Source excerpt -
Begin
Deploying NGINX and error

[asantos@fosters ~]$ docker -H tcp://127.0.0.1:32770 run -d -P nginx
docker: Error response from daemon: No healthy node available in the cluster.
See 'docker run --help'.

Can anyone please help me debug what I am doing wrong?
I have tried it several ways, but I always end on the same error.

BR,
André


(Kostasmistos) #2

Well, my suggestion is to use a service discovery tool like (consul, etcd,zookeeper), easy to set up for testing, just pull and run the respective docker image. Then start your nodes, advertise their ip:port and specify the ip of the consul node. Follow the tutorial here ( no need to create replicas)

In the other hand if you do not want to use a service discovery tool, please provide the logs of the swarm agents and manager and also provide the docker daemon arguments. I see you are using port 2376 for connecting to the docker daemon which according to documentation is used for secure connectivity using TLS which in turns implies you need to use certificates when trying to join the cluster.


(Dresantos) #3

Hi kostasmistos,

Thanks for your replay.
Prior to changing to other discovery service I would like to debug and understand what I am doing wrong.
End
Dataset section -
Begin
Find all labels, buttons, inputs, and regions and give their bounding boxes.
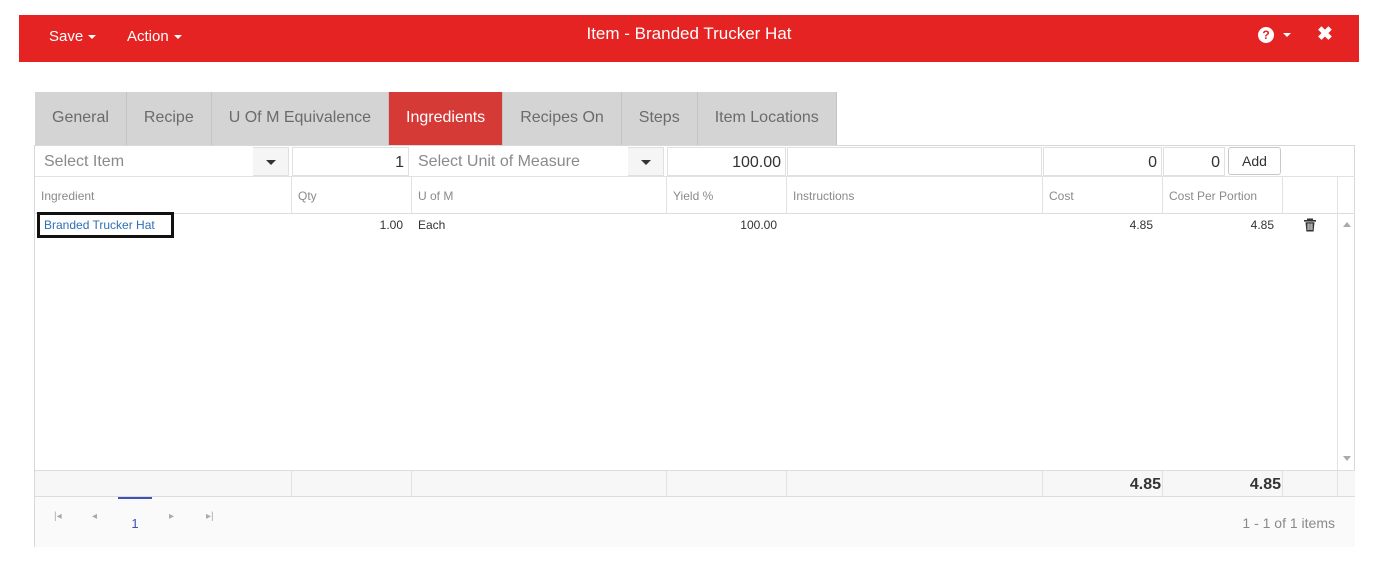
End
Your tasks -
- A) Render this sentence from the Docker swarm thread in German: "I have tried it several ways, but I always end on the same error."
- B) Carry the Docker swarm thread forward from its final sentence.
The listing is not needed for anything here.

Task-by-task answers -
- A) Ich habe es auf verschiedene Weise versucht, lande aber immer bei demselben Fehler.

- B)
Hope I am providing the info you’ve asked for:

Local docker daemon arguments

[asantos@fosters ~]$ ps -ef | grep docker
root      5488 31776  0 14:21 ?        00:00:00 docker-proxy -proto tcp -host-ip 0.0.0.0 -host-port 32769 -container-ip  172.17.0.2 -container-port 2375
root     31776     1  0 14:09 ?        00:00:04 /usr/bin/docker daemon --log-level="debug" -D -H fd://

[root@fosters ~]# cat /usr/lib/systemd/system/docker.service
[Unit]
Description=Docker Application Container Engine
Documentation=https://docs.docker.com
After=network.target docker.socket
Requires=docker.socket

[Service]
Type=notify
ExecStart=/usr/bin/docker daemon --log-level="debug" -D -H fd://
MountFlags=slave
LimitNOFILE=1048576
LimitNPROC=1048576
LimitCORE=infinity
TimeoutStartSec=0

[Install]
WantedBy=multi-user.target

Swarm Manager Logs

[asantos@fosters ~]$ date;docker -H tcp://127.0.0.1:32769 info;docker -H tcp://127.0.0.1:32769 run -P nginx;docker logs a8bc404fc4cb

Sex Mar 11 15:07:06 WET 2016


Containers: 0
 Running: 0
 Paused: 0
 Stopped: 0
Images: 0
Server Version: swarm/1.1.3
Role: primary
Strategy: spread
Filters: health, port, dependency, affinity, constraint
Nodes: 2
 (unknown): 192.168.2.178:2376
  └ Status: Pending
  └ Containers: 0
  └ Reserved CPUs: 0 / 0
  └ Reserved Memory: 0 B / 0 B
  └ Labels: 
  └ Error: (none)
  └ UpdatedAt: 2016-03-11T14:21:22Z
 (unknown): 192.168.99.100:2376
  └ Status: Pending
  └ Containers: 0
  └ Reserved CPUs: 0 / 0
  └ Reserved Memory: 0 B / 0 B
  └ Labels: 
  └ Error: (none)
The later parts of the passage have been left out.